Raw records
◆ ◆ ◆ ◆ ◆ ◆ ◆
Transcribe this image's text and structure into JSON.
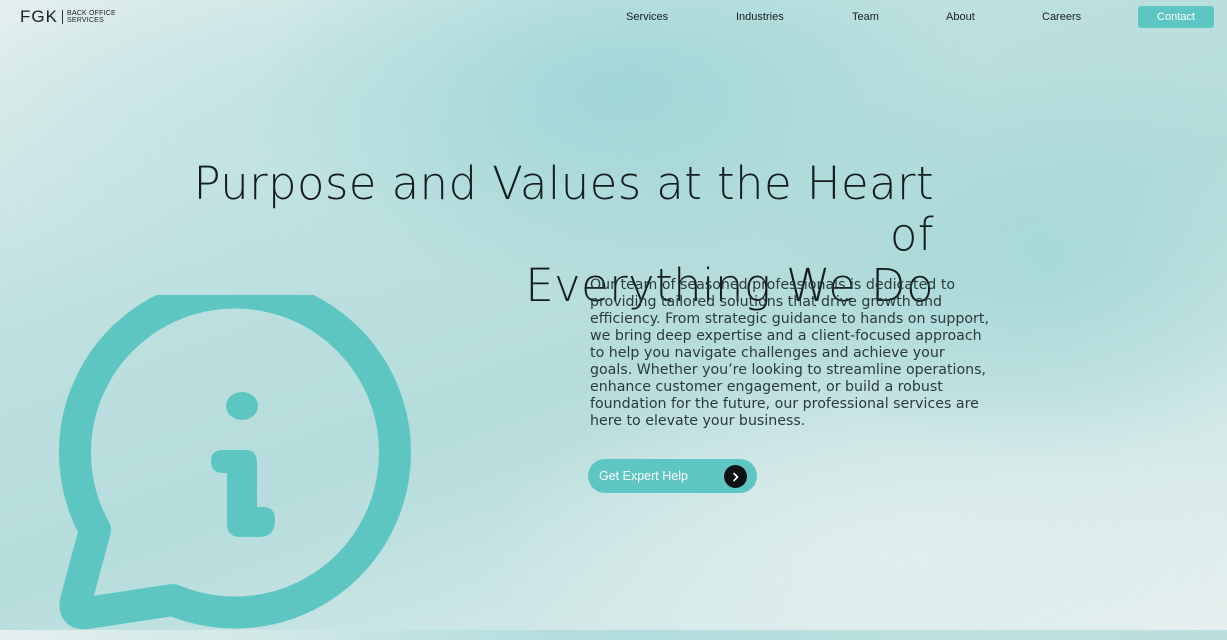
{
  "brand": {
    "mark": "FGK",
    "tagline_line1": "BACK OFFICE",
    "tagline_line2": "SERVICES"
  },
  "nav": {
    "items": [
      {
        "label": "Services"
      },
      {
        "label": "Industries"
      },
      {
        "label": "Team"
      },
      {
        "label": "About"
      },
      {
        "label": "Careers"
      }
    ],
    "contact_label": "Contact"
  },
  "hero": {
    "title_line1": "Purpose and Values at the Heart of",
    "title_line2": "Everything We Do",
    "description": "Our team of seasoned professionals is dedicated to providing tailored solutions that drive growth and efficiency. From strategic guidance to hands on support, we bring deep expertise and a client-focused approach to help you navigate challenges and achieve your goals. Whether you’re looking to streamline operations, enhance customer engagement, or build a robust foundation for the future, our professional services are here to elevate your business.",
    "cta_label": "Get Expert Help",
    "cta_icon": "arrow-right-icon",
    "illustration_icon": "info-speech-bubble-icon"
  },
  "colors": {
    "accent": "#5ec6c2",
    "text_dark": "#141c1d",
    "cta_arrow_bg": "#0c1213"
  }
}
◆ ◆ ◆ ◆ ◆ ◆ ◆
● Problem to work on: Every line should be retyped exactly, with the pictures omitted.

● Solution for this problem:
Transcribe this image's text and structure into JSON.
{
  "brand": {
    "mark": "FGK",
    "tagline_line1": "BACK OFFICE",
    "tagline_line2": "SERVICES"
  },
  "nav": {
    "items": [
      {
        "label": "Services"
      },
      {
        "label": "Industries"
      },
      {
        "label": "Team"
      },
      {
        "label": "About"
      },
      {
        "label": "Careers"
      }
    ],
    "contact_label": "Contact"
  },
  "hero": {
    "title_line1": "Purpose and Values at the Heart of",
    "title_line2": "Everything We Do",
    "description": "Our team of seasoned professionals is dedicated to providing tailored solutions that drive growth and efficiency. From strategic guidance to hands on support, we bring deep expertise and a client-focused approach to help you navigate challenges and achieve your goals. Whether you’re looking to streamline operations, enhance customer engagement, or build a robust foundation for the future, our professional services are here to elevate your business.",
    "cta_label": "Get Expert Help",
    "cta_icon": "arrow-right-icon",
    "illustration_icon": "info-speech-bubble-icon"
  },
  "colors": {
    "accent": "#5ec6c2",
    "text_dark": "#141c1d",
    "cta_arrow_bg": "#0c1213"
  }
}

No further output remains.